> [EXERCISE GOAL] Retype all of the data. Every line must match exactly.

# # #

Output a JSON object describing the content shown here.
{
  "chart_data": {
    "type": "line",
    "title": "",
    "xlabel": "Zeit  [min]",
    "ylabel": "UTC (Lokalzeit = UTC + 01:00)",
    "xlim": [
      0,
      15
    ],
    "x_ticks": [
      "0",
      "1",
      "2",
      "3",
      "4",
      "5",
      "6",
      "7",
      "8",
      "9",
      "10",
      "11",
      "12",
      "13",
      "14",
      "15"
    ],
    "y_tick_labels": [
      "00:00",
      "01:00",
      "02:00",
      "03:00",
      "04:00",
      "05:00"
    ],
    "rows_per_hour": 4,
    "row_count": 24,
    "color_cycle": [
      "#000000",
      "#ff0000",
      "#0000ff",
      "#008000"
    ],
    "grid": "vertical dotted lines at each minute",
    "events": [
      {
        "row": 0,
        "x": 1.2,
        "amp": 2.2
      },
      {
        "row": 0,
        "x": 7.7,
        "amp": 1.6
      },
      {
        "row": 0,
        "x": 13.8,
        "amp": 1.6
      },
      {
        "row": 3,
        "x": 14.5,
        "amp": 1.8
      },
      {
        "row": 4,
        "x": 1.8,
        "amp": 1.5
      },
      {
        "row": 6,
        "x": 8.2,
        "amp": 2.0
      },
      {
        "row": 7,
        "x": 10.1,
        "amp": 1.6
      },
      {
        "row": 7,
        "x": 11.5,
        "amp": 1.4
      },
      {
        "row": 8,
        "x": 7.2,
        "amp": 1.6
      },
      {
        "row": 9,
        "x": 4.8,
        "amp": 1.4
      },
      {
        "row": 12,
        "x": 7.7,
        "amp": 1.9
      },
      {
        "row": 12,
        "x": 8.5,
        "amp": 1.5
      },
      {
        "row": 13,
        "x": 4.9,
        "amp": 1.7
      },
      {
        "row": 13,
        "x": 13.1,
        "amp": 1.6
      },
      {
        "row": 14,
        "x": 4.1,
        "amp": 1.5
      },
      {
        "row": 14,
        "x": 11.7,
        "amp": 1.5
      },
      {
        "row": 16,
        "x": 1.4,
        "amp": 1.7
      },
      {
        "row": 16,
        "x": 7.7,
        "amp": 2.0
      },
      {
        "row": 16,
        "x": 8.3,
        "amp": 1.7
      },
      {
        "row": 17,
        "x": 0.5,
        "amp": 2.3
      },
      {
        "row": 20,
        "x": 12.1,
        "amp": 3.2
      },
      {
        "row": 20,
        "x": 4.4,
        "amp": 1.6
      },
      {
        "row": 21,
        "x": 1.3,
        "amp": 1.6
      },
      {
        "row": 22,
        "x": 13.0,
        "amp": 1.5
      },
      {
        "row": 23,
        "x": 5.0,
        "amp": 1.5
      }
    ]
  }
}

# # #

> [THE COMPLETED TASK]
Output a JSON object describing the content shown here.
{
  "chart_data": {
    "type": "line",
    "title": "",
    "xlabel": "Zeit  [min]",
    "ylabel": "UTC (Lokalzeit = UTC + 01:00)",
    "xlim": [
      0,
      15
    ],
    "x_ticks": [
      "0",
      "1",
      "2",
      "3",
      "4",
      "5",
      "6",
      "7",
      "8",
      "9",
      "10",
      "11",
      "12",
      "13",
      "14",
      "15"
    ],
    "y_tick_labels": [
      "00:00",
      "01:00",
      "02:00",
      "03:00",
      "04:00",
      "05:00"
    ],
    "rows_per_hour": 4,
    "row_count": 24,
    "color_cycle": [
      "#000000",
      "#ff0000",
      "#0000ff",
      "#008000"
    ],
    "grid": "vertical dotted lines at each minute",
    "events": [
      {
        "row": 0,
        "x": 1.2,
        "amp": 2.2
      },
      {
        "row": 0,
        "x": 7.7,
        "amp": 1.6
      },
      {
        "row": 0,
        "x": 13.8,
        "amp": 1.6
      },
      {
        "row": 3,
        "x": 14.5,
        "amp": 1.8
      },
      {
        "row": 4,
        "x": 1.8,
        "amp": 1.5
      },
      {
        "row": 6,
        "x": 8.2,
        "amp": 2.0
      },
      {
        "row": 7,
        "x": 10.1,
        "amp": 1.6
      },
      {
        "row": 7,
        "x": 11.5,
        "amp": 1.4
      },
      {
        "row": 8,
        "x": 7.2,
        "amp": 1.6
      },
      {
        "row": 9,
        "x": 4.8,
        "amp": 1.4
      },
      {
        "row": 12,
        "x": 7.7,
        "amp": 1.9
      },
      {
        "row": 12,
        "x": 8.5,
        "amp": 1.5
      },
      {
        "row": 13,
        "x": 4.9,
        "amp": 1.7
      },
      {
        "row": 13,
        "x": 13.1,
        "amp": 1.6
      },
      {
        "row": 14,
        "x": 4.1,
        "amp": 1.5
      },
      {
        "row": 14,
        "x": 11.7,
        "amp": 1.5
      },
      {
        "row": 16,
        "x": 1.4,
        "amp": 1.7
      },
      {
        "row": 16,
        "x": 7.7,
        "amp": 2.0
      },
      {
        "row": 16,
        "x": 8.3,
        "amp": 1.7
      },
      {
        "row": 17,
        "x": 0.5,
        "amp": 2.3
      },
      {
        "row": 20,
        "x": 12.1,
        "amp": 3.2
      },
      {
        "row": 20,
        "x": 4.4,
        "amp": 1.6
      },
      {
        "row": 21,
        "x": 1.3,
        "amp": 1.6
      },
      {
        "row": 22,
        "x": 13.0,
        "amp": 1.5
      },
      {
        "row": 23,
        "x": 5.0,
        "amp": 1.5
      }
    ]
  }
}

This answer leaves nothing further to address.